- _WHAT IS NEEDED_: Each entry below should be echoed exactly, with pictures omitted.
++++++++
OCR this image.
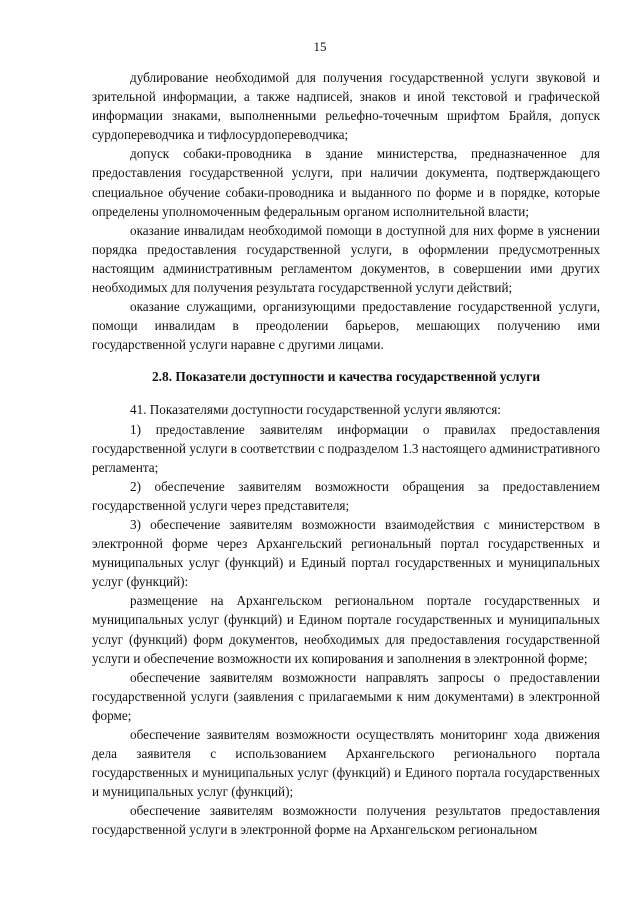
15

дублирование необходимой для получения государственной услуги звуковой и зрительной информации, а также надписей, знаков и иной текстовой и графической информации знаками, выполненными рельефно-точечным шрифтом Брайля, допуск сурдопереводчика и тифлосурдопереводчика;

допуск собаки-проводника в здание министерства, предназначенное для предоставления государственной услуги, при наличии документа, подтверждающего специальное обучение собаки-проводника и выданного по форме и в порядке, которые определены уполномоченным федеральным органом исполнительной власти;

оказание инвалидам необходимой помощи в доступной для них форме в уяснении порядка предоставления государственной услуги, в оформлении предусмотренных настоящим административным регламентом документов, в совершении ими других необходимых для получения результата государственной услуги действий;

оказание служащими, организующими предоставление государственной услуги, помощи инвалидам в преодолении барьеров, мешающих получению ими государственной услуги наравне с другими лицами.

2.8. Показатели доступности и качества государственной услуги

41. Показателями доступности государственной услуги являются:

1) предоставление заявителям информации о правилах предоставления государственной услуги в соответствии с подразделом 1.3 настоящего административного регламента;

2) обеспечение заявителям возможности обращения за предоставлением государственной услуги через представителя;

3) обеспечение заявителям возможности взаимодействия с министерством в электронной форме через Архангельский региональный портал государственных и муниципальных услуг (функций) и Единый портал государственных и муниципальных услуг (функций):

размещение на Архангельском региональном портале государственных и муниципальных услуг (функций) и Едином портале государственных и муниципальных услуг (функций) форм документов, необходимых для предоставления государственной услуги и обеспечение возможности их копирования и заполнения в электронной форме;

обеспечение заявителям возможности направлять запросы о предоставлении государственной услуги (заявления с прилагаемыми к ним документами) в электронной форме;

обеспечение заявителям возможности осуществлять мониторинг хода движения дела заявителя с использованием Архангельского регионального портала государственных и муниципальных услуг (функций) и Единого портала государственных и муниципальных услуг (функций);

обеспечение заявителям возможности получения результатов предоставления государственной услуги в электронной форме на Архангельском региональном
++++++++
- _TASK OUTPUT_:
OCR this image.
15

дублирование необходимой для получения государственной услуги звуковой и зрительной информации, а также надписей, знаков и иной текстовой и графической информации знаками, выполненными рельефно-точечным шрифтом Брайля, допуск сурдопереводчика и тифлосурдопереводчика;

допуск собаки-проводника в здание министерства, предназначенное для предоставления государственной услуги, при наличии документа, подтверждающего специальное обучение собаки-проводника и выданного по форме и в порядке, которые определены уполномоченным федеральным органом исполнительной власти;

оказание инвалидам необходимой помощи в доступной для них форме в уяснении порядка предоставления государственной услуги, в оформлении предусмотренных настоящим административным регламентом документов, в совершении ими других необходимых для получения результата государственной услуги действий;

оказание служащими, организующими предоставление государственной услуги, помощи инвалидам в преодолении барьеров, мешающих получению ими государственной услуги наравне с другими лицами.

2.8. Показатели доступности и качества государственной услуги

41. Показателями доступности государственной услуги являются:

1) предоставление заявителям информации о правилах предоставления государственной услуги в соответствии с подразделом 1.3 настоящего административного регламента;

2) обеспечение заявителям возможности обращения за предоставлением государственной услуги через представителя;

3) обеспечение заявителям возможности взаимодействия с министерством в электронной форме через Архангельский региональный портал государственных и муниципальных услуг (функций) и Единый портал государственных и муниципальных услуг (функций):

размещение на Архангельском региональном портале государственных и муниципальных услуг (функций) и Едином портале государственных и муниципальных услуг (функций) форм документов, необходимых для предоставления государственной услуги и обеспечение возможности их копирования и заполнения в электронной форме;

обеспечение заявителям возможности направлять запросы о предоставлении государственной услуги (заявления с прилагаемыми к ним документами) в электронной форме;

обеспечение заявителям возможности осуществлять мониторинг хода движения дела заявителя с использованием Архангельского регионального портала государственных и муниципальных услуг (функций) и Единого портала государственных и муниципальных услуг (функций);

обеспечение заявителям возможности получения результатов предоставления государственной услуги в электронной форме на Архангельском региональном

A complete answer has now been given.